[Dataset records]
○ ○ ○ ○ ○

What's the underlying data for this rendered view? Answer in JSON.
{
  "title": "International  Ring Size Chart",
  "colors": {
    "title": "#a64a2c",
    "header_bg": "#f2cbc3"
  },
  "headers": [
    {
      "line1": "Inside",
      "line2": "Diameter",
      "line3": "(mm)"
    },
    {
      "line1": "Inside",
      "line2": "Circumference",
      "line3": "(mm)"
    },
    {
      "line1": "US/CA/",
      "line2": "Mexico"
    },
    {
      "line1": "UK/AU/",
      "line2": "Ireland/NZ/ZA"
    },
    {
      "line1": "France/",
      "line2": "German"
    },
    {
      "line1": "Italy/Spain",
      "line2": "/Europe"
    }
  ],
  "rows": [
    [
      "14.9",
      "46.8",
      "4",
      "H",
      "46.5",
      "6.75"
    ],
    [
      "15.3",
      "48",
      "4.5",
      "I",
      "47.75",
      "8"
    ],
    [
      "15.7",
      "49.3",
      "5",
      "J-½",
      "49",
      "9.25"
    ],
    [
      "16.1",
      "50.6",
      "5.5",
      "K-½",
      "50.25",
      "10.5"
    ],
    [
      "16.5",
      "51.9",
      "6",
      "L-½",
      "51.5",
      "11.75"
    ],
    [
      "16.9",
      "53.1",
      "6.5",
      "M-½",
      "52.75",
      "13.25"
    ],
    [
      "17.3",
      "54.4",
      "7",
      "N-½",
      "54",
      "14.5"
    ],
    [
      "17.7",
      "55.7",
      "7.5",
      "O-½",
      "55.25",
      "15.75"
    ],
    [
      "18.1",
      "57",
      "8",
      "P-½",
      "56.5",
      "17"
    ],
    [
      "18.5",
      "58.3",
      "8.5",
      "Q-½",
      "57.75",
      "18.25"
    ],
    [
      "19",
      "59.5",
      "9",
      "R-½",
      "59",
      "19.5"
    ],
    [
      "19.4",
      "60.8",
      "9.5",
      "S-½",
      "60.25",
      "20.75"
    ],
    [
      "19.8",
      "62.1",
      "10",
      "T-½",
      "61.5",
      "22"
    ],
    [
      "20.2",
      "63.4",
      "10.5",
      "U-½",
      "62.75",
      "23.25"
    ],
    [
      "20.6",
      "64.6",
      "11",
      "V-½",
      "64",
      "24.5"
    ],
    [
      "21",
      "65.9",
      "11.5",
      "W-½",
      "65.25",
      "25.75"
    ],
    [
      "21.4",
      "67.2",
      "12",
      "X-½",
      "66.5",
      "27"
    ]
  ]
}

○ ○ ○ ○ ○

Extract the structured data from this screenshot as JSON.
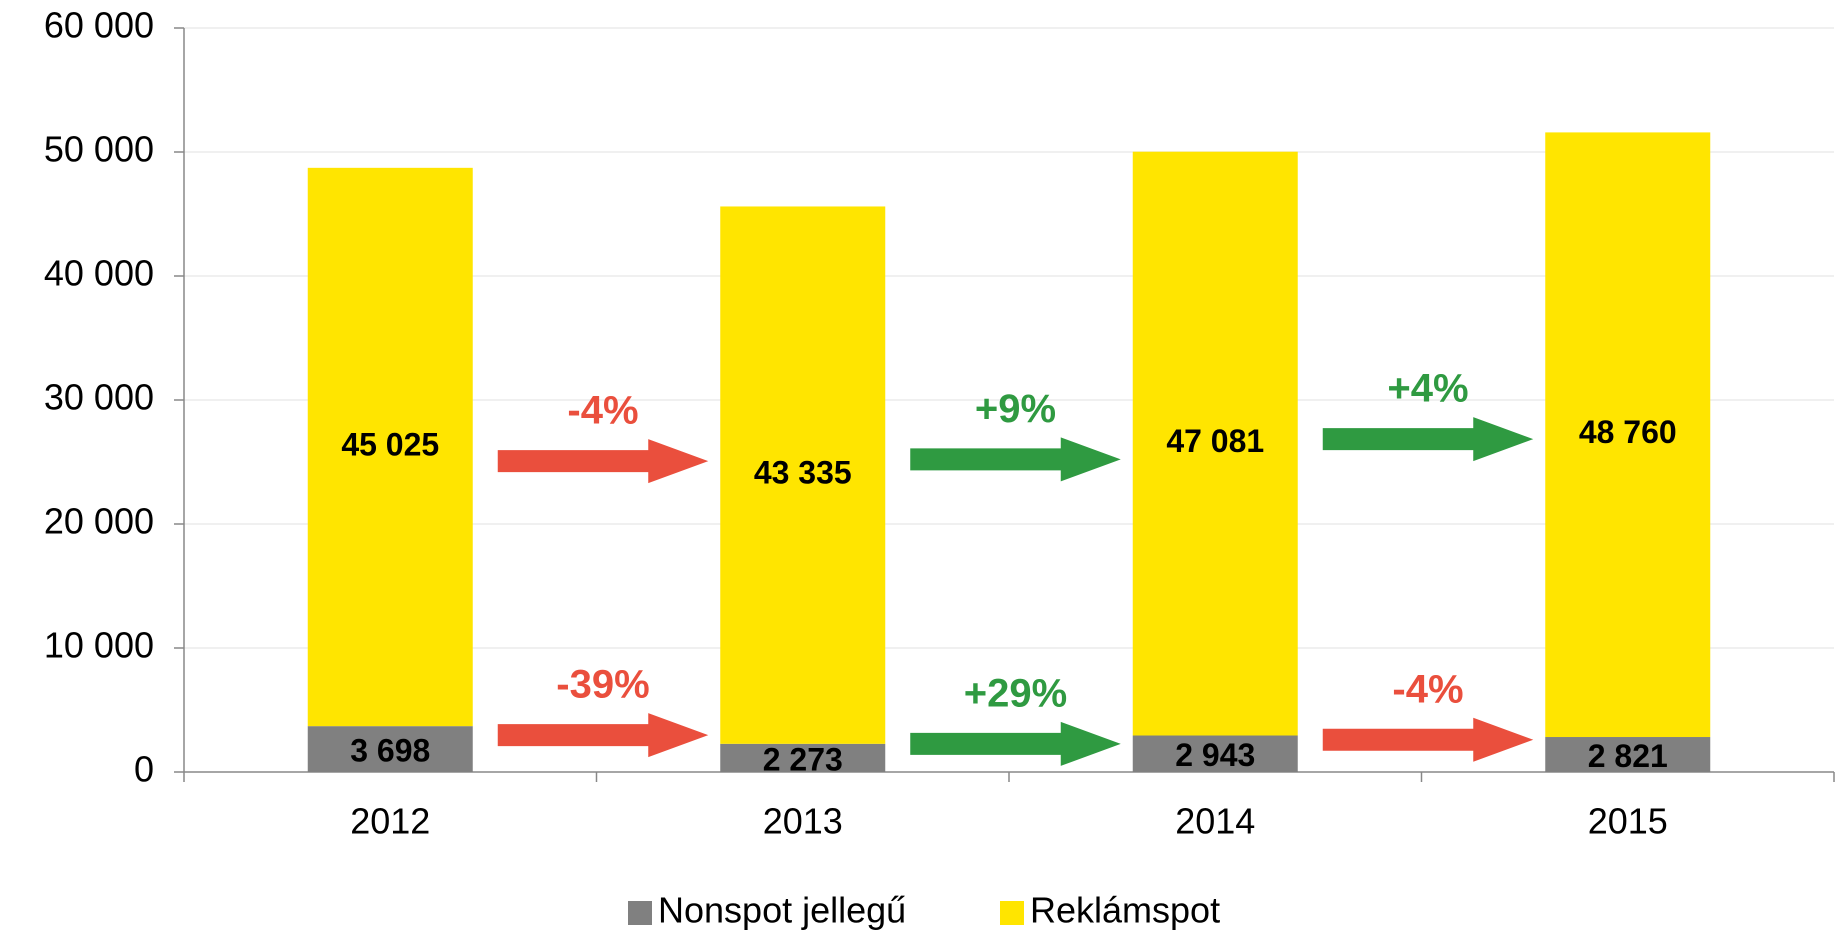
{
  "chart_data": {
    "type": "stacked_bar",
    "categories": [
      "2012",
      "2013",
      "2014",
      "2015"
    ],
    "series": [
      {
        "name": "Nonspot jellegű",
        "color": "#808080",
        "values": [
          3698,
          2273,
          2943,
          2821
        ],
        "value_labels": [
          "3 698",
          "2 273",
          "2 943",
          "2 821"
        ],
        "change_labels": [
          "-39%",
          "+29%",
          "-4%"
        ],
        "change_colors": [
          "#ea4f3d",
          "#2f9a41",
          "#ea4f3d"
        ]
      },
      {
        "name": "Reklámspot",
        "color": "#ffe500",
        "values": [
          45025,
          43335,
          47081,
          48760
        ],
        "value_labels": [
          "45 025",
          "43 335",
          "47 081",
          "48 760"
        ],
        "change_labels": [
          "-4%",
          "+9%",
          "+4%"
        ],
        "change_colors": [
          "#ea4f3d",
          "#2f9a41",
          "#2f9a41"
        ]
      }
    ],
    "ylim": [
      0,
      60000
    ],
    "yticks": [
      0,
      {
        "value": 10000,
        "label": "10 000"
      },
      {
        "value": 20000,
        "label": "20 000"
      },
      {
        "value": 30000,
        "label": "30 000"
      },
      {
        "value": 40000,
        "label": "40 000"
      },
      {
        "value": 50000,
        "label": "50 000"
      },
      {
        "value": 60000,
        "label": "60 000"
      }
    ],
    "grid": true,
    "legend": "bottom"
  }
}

○ ○ ○ ○ ○

### Task brief
Pull every line containing "name" from the data.

### Complete answer
        "name": "Nonspot jellegű",
        "name": "Reklámspot",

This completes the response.